━━━━━ Records supplied

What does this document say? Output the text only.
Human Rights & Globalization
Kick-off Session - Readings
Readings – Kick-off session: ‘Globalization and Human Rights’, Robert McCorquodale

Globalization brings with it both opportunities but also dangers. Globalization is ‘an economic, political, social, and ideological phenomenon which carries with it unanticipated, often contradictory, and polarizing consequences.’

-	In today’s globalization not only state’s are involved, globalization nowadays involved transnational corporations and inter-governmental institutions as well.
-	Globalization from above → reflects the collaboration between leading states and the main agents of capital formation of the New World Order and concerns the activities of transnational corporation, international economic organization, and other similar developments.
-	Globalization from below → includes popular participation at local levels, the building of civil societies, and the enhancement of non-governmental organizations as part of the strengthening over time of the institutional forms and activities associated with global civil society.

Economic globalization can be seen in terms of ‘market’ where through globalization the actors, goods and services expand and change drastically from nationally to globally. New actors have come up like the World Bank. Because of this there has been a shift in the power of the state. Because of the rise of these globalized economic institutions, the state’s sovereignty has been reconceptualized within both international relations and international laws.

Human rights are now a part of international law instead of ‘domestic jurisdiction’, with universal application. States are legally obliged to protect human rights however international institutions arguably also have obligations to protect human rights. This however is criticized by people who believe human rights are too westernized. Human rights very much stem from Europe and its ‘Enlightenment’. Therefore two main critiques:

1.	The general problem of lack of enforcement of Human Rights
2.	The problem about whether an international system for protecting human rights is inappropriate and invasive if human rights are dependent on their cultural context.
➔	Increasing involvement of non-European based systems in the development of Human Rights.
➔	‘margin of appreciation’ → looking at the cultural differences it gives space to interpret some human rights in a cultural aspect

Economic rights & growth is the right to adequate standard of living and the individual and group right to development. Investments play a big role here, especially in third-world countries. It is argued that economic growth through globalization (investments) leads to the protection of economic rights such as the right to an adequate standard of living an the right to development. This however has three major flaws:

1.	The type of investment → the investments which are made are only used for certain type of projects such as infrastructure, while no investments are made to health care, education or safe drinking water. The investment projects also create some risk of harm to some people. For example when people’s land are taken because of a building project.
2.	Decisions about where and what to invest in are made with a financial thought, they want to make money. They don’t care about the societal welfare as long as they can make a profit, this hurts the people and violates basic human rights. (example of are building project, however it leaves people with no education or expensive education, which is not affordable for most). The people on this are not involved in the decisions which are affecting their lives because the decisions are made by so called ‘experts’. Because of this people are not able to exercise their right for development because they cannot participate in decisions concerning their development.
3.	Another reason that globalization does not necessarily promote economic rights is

━━━━━━━━━━

__Given task__. Gather every line containing the word "does" and copy it.

__Answer to this problem__.
What does this document say? Output the text only.
3.	Another reason that globalization does not necessarily promote economic rights is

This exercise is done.